→ Problem statement:
Extract each line of the records below that contains the word "Adobe".

── Supplied entries

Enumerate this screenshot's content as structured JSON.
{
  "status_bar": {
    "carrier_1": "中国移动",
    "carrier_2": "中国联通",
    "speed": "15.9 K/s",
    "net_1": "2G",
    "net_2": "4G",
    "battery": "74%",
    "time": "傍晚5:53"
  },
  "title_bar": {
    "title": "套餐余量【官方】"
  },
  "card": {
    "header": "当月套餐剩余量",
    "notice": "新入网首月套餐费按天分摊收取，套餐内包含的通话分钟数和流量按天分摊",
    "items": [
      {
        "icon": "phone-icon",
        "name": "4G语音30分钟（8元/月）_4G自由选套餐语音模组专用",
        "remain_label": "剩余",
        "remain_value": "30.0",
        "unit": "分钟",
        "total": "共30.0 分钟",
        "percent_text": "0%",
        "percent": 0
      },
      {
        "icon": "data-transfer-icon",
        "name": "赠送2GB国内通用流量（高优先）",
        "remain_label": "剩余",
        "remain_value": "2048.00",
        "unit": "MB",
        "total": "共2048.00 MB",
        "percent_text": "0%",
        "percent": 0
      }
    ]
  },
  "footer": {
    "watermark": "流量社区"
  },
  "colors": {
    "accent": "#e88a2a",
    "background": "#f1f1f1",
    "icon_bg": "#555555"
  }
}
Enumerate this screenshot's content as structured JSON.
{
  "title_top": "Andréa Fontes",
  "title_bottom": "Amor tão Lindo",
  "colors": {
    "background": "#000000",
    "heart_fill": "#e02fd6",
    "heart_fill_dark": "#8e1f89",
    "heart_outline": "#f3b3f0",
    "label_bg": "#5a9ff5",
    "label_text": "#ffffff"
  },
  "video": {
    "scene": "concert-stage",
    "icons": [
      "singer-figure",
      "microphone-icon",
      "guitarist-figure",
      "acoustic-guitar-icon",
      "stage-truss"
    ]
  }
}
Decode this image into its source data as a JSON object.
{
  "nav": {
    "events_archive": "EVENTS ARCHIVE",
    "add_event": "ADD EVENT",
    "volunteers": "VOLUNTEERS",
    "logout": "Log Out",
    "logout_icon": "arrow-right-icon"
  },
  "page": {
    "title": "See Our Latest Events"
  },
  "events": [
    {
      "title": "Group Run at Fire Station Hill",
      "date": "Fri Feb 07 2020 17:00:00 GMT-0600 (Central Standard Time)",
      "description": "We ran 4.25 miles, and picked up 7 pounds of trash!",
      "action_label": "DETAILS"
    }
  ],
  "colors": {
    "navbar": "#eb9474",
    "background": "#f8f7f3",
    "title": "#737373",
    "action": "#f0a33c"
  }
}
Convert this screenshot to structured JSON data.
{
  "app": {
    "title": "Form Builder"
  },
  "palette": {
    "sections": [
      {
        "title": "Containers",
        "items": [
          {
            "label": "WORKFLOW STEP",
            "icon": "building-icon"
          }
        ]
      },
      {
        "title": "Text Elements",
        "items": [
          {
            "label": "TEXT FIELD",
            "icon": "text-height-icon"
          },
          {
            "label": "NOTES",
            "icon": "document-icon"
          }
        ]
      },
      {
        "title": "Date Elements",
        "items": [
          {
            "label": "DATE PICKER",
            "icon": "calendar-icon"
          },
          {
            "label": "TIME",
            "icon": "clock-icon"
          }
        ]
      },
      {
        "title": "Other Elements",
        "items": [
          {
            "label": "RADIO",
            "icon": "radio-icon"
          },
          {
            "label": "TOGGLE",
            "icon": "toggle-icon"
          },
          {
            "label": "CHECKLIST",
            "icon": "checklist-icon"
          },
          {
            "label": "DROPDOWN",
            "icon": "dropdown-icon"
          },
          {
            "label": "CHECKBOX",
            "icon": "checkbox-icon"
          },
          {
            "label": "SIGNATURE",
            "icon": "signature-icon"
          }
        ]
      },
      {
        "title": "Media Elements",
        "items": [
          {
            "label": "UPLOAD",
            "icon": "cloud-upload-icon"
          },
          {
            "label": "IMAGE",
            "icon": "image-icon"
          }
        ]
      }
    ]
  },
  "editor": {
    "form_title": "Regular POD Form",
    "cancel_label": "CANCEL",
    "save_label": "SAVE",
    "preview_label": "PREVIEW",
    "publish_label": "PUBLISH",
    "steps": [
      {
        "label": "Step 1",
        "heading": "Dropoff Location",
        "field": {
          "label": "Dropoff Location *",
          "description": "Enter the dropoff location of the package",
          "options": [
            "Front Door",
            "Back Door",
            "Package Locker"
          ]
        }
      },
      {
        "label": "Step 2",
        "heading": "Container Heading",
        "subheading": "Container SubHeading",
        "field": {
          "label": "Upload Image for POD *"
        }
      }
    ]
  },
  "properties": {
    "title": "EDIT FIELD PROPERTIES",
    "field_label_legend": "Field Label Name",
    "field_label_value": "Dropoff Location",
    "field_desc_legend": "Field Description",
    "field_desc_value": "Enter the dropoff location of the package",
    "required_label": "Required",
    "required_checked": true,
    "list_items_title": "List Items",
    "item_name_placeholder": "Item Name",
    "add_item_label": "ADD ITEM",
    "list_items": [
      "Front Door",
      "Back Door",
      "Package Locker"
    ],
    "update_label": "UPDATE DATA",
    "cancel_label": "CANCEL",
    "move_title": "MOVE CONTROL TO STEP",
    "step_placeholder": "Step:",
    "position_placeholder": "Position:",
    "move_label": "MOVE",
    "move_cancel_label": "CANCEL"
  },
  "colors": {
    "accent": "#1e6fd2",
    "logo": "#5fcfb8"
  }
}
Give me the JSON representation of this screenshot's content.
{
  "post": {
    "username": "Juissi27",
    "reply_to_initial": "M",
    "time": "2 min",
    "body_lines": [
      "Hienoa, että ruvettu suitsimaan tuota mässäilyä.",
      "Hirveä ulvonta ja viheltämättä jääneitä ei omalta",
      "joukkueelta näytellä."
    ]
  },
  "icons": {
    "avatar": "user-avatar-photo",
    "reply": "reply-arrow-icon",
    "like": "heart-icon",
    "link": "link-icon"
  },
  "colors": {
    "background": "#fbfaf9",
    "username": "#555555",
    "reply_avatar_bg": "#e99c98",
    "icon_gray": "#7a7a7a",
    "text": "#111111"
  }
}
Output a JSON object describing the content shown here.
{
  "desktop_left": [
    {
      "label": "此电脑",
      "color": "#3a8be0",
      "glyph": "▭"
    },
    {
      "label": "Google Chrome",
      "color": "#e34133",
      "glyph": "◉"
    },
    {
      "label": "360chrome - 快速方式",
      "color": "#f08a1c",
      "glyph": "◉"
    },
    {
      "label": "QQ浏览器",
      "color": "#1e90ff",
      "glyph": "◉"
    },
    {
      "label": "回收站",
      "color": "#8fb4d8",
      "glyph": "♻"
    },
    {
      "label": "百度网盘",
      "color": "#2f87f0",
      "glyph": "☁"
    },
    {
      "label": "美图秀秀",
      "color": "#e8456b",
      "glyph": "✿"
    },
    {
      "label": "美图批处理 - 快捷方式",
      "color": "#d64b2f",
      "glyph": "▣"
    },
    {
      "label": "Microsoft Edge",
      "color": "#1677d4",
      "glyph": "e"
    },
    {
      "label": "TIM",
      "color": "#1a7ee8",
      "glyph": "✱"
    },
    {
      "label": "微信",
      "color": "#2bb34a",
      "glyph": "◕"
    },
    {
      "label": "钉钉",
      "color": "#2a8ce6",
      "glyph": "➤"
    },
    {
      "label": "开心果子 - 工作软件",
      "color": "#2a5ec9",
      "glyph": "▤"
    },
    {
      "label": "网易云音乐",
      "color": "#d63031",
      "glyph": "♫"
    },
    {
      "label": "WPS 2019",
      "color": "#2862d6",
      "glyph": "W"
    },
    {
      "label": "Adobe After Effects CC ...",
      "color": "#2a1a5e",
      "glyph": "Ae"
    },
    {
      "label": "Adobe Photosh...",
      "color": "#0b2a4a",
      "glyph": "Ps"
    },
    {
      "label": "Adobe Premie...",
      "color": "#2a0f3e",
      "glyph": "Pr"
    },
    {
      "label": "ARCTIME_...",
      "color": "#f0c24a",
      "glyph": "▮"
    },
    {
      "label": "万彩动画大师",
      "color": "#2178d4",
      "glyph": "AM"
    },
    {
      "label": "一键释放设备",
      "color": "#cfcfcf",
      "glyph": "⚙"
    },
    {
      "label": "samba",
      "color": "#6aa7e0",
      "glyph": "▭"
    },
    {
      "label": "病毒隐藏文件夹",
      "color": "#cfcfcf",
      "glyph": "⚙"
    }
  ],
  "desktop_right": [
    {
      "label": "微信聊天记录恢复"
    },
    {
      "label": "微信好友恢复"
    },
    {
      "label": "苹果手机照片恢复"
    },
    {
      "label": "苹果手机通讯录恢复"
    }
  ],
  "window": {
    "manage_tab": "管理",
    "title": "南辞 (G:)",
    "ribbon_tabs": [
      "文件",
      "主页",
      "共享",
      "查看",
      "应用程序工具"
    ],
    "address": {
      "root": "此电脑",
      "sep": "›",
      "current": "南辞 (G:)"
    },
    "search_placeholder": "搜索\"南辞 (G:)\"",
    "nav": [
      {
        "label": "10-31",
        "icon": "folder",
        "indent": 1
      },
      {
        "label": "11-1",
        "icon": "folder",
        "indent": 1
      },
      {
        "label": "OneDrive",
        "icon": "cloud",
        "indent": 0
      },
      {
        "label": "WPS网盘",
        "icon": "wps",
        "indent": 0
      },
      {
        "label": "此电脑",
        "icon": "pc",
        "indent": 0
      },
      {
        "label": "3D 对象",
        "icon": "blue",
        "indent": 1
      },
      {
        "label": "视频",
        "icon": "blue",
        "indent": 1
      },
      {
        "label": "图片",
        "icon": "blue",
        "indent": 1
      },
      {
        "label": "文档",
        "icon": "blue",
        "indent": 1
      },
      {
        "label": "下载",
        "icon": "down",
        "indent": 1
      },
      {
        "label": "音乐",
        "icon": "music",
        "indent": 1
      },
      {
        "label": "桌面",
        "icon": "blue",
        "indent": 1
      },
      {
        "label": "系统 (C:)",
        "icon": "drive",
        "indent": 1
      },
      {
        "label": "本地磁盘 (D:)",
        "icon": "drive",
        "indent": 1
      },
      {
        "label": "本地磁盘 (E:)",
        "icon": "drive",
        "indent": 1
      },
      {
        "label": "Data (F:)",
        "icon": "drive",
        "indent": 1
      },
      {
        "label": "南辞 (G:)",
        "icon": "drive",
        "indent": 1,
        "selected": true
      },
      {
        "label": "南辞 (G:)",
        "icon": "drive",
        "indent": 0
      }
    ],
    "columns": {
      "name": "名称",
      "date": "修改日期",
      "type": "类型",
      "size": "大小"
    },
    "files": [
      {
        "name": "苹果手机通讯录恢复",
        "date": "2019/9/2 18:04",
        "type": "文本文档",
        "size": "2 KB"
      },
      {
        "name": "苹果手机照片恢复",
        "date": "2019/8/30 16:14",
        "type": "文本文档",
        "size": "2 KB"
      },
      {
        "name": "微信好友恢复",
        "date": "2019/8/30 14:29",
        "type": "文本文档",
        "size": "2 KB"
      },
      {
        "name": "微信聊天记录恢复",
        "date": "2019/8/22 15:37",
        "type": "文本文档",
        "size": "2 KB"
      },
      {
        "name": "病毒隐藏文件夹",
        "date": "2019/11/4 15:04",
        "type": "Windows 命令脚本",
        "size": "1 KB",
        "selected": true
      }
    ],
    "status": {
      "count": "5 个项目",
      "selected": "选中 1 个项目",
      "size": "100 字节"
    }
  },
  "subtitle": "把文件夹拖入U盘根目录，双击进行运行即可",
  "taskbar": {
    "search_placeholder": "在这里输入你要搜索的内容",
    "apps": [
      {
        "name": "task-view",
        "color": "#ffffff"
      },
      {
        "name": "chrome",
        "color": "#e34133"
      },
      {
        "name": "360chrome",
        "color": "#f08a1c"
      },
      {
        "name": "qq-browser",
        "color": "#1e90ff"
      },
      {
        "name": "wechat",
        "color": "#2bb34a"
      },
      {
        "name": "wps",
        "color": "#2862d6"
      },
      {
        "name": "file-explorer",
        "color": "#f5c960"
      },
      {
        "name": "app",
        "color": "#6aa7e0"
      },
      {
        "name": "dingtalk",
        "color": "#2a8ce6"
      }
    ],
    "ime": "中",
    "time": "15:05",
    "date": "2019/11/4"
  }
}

────

→ Reply:
      "label": "Adobe After Effects CC ...",
      "label": "Adobe Photosh...",
      "label": "Adobe Premie...",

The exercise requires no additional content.